Transcribe the records below exactly.

******************************

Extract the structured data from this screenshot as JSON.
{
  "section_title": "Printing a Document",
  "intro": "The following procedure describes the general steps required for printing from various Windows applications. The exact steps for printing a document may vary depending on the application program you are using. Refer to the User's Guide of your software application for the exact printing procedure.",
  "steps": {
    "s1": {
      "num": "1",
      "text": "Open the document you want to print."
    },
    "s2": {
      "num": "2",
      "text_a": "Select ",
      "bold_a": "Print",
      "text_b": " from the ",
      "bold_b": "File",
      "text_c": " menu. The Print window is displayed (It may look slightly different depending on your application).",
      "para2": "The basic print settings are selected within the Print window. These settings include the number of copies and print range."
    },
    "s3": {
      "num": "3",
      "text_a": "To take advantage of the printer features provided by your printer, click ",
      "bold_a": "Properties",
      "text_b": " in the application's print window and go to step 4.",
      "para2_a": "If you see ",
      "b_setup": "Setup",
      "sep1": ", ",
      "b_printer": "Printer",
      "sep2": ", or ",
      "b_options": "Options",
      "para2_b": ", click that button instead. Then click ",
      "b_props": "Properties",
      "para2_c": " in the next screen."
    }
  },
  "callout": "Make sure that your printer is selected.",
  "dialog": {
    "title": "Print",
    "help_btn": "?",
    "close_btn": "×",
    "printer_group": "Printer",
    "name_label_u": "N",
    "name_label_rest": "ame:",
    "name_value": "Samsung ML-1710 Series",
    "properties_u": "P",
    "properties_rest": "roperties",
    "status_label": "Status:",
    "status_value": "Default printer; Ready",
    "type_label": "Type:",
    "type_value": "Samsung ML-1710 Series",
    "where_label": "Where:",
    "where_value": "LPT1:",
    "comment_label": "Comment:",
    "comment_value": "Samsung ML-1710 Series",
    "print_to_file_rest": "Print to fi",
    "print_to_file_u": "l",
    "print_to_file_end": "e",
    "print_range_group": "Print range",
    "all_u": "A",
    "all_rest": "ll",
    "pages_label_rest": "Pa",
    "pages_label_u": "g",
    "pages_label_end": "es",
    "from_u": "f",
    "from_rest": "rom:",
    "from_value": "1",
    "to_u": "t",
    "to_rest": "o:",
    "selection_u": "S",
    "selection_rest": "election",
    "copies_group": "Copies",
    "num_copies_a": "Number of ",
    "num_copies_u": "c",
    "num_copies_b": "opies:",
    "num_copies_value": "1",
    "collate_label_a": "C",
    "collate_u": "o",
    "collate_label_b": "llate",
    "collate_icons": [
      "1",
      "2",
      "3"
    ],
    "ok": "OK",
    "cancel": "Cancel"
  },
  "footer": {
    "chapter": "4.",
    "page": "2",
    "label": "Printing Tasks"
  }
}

******************************

▶ Result for this task:
Extract the structured data from this screenshot as JSON.
{
  "section_title": "Printing a Document",
  "intro": "The following procedure describes the general steps required for printing from various Windows applications. The exact steps for printing a document may vary depending on the application program you are using. Refer to the User's Guide of your software application for the exact printing procedure.",
  "steps": {
    "s1": {
      "num": "1",
      "text": "Open the document you want to print."
    },
    "s2": {
      "num": "2",
      "text_a": "Select ",
      "bold_a": "Print",
      "text_b": " from the ",
      "bold_b": "File",
      "text_c": " menu. The Print window is displayed (It may look slightly different depending on your application).",
      "para2": "The basic print settings are selected within the Print window. These settings include the number of copies and print range."
    },
    "s3": {
      "num": "3",
      "text_a": "To take advantage of the printer features provided by your printer, click ",
      "bold_a": "Properties",
      "text_b": " in the application's print window and go to step 4.",
      "para2_a": "If you see ",
      "b_setup": "Setup",
      "sep1": ", ",
      "b_printer": "Printer",
      "sep2": ", or ",
      "b_options": "Options",
      "para2_b": ", click that button instead. Then click ",
      "b_props": "Properties",
      "para2_c": " in the next screen."
    }
  },
  "callout": "Make sure that your printer is selected.",
  "dialog": {
    "title": "Print",
    "help_btn": "?",
    "close_btn": "×",
    "printer_group": "Printer",
    "name_label_u": "N",
    "name_label_rest": "ame:",
    "name_value": "Samsung ML-1710 Series",
    "properties_u": "P",
    "properties_rest": "roperties",
    "status_label": "Status:",
    "status_value": "Default printer; Ready",
    "type_label": "Type:",
    "type_value": "Samsung ML-1710 Series",
    "where_label": "Where:",
    "where_value": "LPT1:",
    "comment_label": "Comment:",
    "comment_value": "Samsung ML-1710 Series",
    "print_to_file_rest": "Print to fi",
    "print_to_file_u": "l",
    "print_to_file_end": "e",
    "print_range_group": "Print range",
    "all_u": "A",
    "all_rest": "ll",
    "pages_label_rest": "Pa",
    "pages_label_u": "g",
    "pages_label_end": "es",
    "from_u": "f",
    "from_rest": "rom:",
    "from_value": "1",
    "to_u": "t",
    "to_rest": "o:",
    "selection_u": "S",
    "selection_rest": "election",
    "copies_group": "Copies",
    "num_copies_a": "Number of ",
    "num_copies_u": "c",
    "num_copies_b": "opies:",
    "num_copies_value": "1",
    "collate_label_a": "C",
    "collate_u": "o",
    "collate_label_b": "llate",
    "collate_icons": [
      "1",
      "2",
      "3"
    ],
    "ok": "OK",
    "cancel": "Cancel"
  },
  "footer": {
    "chapter": "4.",
    "page": "2",
    "label": "Printing Tasks"
  }
}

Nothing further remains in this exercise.